[Extracted records]
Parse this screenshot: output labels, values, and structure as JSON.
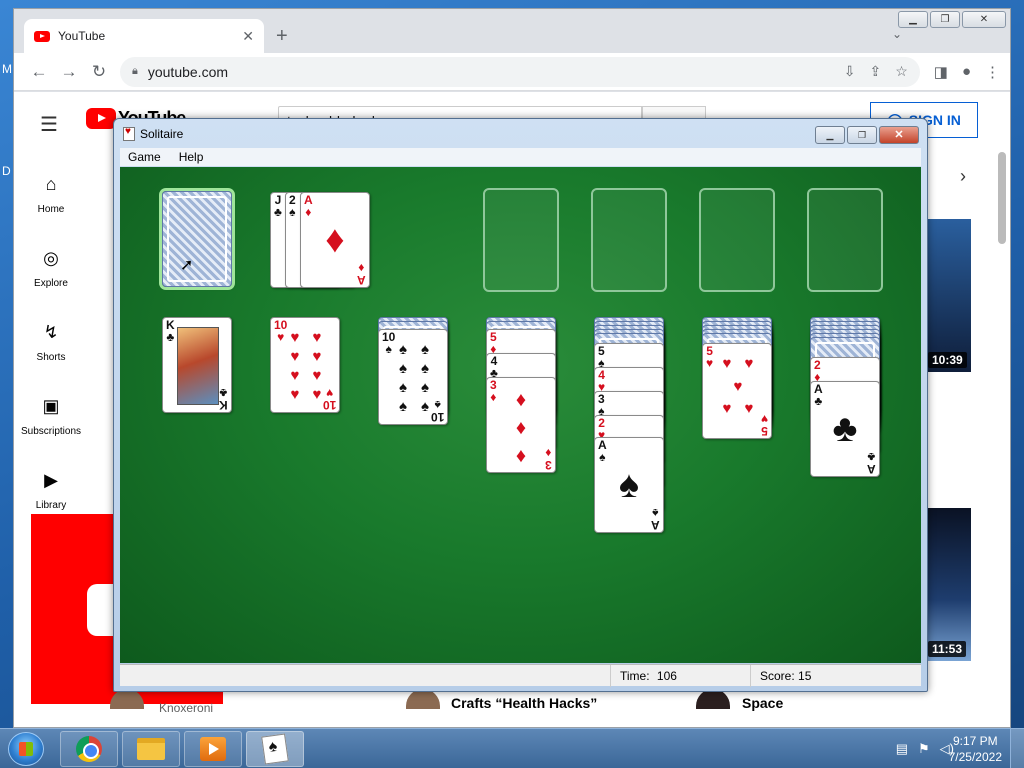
{
  "browser": {
    "tab_title": "YouTube",
    "url": "youtube.com",
    "new_tab_label": "+",
    "close_label": "✕"
  },
  "youtube": {
    "logo_text": "YouTube",
    "search_value": "technoblade dog",
    "sign_in_label": "SIGN IN",
    "sidebar": [
      {
        "icon": "home-icon",
        "glyph": "⌂",
        "label": "Home"
      },
      {
        "icon": "explore-icon",
        "glyph": "◎",
        "label": "Explore"
      },
      {
        "icon": "shorts-icon",
        "glyph": "↯",
        "label": "Shorts"
      },
      {
        "icon": "subscriptions-icon",
        "glyph": "▣",
        "label": "Subscriptions"
      },
      {
        "icon": "library-icon",
        "glyph": "▶",
        "label": "Library"
      }
    ],
    "durations": [
      "10:39",
      "11:53"
    ],
    "video_meta": {
      "channel": "Knoxeroni",
      "title_2": "Crafts “Health Hacks”",
      "title_3": "Space"
    }
  },
  "solitaire": {
    "window_title": "Solitaire",
    "menu": [
      "Game",
      "Help"
    ],
    "status": {
      "time_label": "Time:",
      "time_value": "106",
      "score_label": "Score:",
      "score_value": "15"
    }
  },
  "taskbar": {
    "time": "9:17 PM",
    "date": "7/25/2022"
  },
  "colors": {
    "felt": "#197a2c",
    "yt_red": "#ff0000",
    "card_red": "#d50f1e"
  }
}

Exercise task: Without the pictures, print the records in full, exactly as they appear.

Written response:
Parse this screenshot: output labels, values, and structure as JSON.
{
  "browser": {
    "tab_title": "YouTube",
    "url": "youtube.com",
    "new_tab_label": "+",
    "close_label": "✕"
  },
  "youtube": {
    "logo_text": "YouTube",
    "search_value": "technoblade dog",
    "sign_in_label": "SIGN IN",
    "sidebar": [
      {
        "icon": "home-icon",
        "glyph": "⌂",
        "label": "Home"
      },
      {
        "icon": "explore-icon",
        "glyph": "◎",
        "label": "Explore"
      },
      {
        "icon": "shorts-icon",
        "glyph": "↯",
        "label": "Shorts"
      },
      {
        "icon": "subscriptions-icon",
        "glyph": "▣",
        "label": "Subscriptions"
      },
      {
        "icon": "library-icon",
        "glyph": "▶",
        "label": "Library"
      }
    ],
    "durations": [
      "10:39",
      "11:53"
    ],
    "video_meta": {
      "channel": "Knoxeroni",
      "title_2": "Crafts “Health Hacks”",
      "title_3": "Space"
    }
  },
  "solitaire": {
    "window_title": "Solitaire",
    "menu": [
      "Game",
      "Help"
    ],
    "status": {
      "time_label": "Time:",
      "time_value": "106",
      "score_label": "Score:",
      "score_value": "15"
    }
  },
  "taskbar": {
    "time": "9:17 PM",
    "date": "7/25/2022"
  },
  "colors": {
    "felt": "#197a2c",
    "yt_red": "#ff0000",
    "card_red": "#d50f1e"
  }
}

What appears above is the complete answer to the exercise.